Extracted data entries:
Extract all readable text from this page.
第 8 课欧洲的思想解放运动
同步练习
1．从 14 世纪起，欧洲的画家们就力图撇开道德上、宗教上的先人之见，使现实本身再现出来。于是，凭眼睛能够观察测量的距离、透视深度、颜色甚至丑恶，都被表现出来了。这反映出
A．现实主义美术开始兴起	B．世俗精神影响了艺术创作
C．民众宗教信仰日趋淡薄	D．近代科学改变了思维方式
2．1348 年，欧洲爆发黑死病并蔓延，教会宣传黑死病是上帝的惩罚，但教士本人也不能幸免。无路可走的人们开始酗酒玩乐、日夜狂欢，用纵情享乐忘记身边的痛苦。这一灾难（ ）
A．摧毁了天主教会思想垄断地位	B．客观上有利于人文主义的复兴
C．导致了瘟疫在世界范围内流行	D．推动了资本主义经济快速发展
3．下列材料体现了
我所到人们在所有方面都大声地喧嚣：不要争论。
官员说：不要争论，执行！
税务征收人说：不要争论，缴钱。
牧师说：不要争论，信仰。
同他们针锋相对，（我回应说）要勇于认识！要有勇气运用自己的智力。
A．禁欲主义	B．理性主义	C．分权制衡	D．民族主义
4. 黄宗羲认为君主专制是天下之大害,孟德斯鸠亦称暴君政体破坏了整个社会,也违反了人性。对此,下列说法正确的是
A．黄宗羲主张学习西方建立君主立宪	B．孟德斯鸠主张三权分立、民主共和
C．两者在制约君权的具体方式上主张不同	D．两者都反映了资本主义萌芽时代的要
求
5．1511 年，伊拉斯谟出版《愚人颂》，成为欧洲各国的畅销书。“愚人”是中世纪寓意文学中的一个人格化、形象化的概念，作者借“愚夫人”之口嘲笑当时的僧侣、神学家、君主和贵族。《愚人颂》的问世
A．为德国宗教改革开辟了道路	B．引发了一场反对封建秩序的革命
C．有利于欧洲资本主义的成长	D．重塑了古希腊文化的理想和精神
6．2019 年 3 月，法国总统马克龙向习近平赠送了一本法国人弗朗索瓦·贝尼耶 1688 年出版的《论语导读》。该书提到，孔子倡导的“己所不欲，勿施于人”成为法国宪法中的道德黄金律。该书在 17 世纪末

• What to produce
Single out each line of the records above with the string "不要争论" in it, and copy it.

• Final result
我所到人们在所有方面都大声地喧嚣：不要争论。
官员说：不要争论，执行！
税务征收人说：不要争论，缴钱。
牧师说：不要争论，信仰。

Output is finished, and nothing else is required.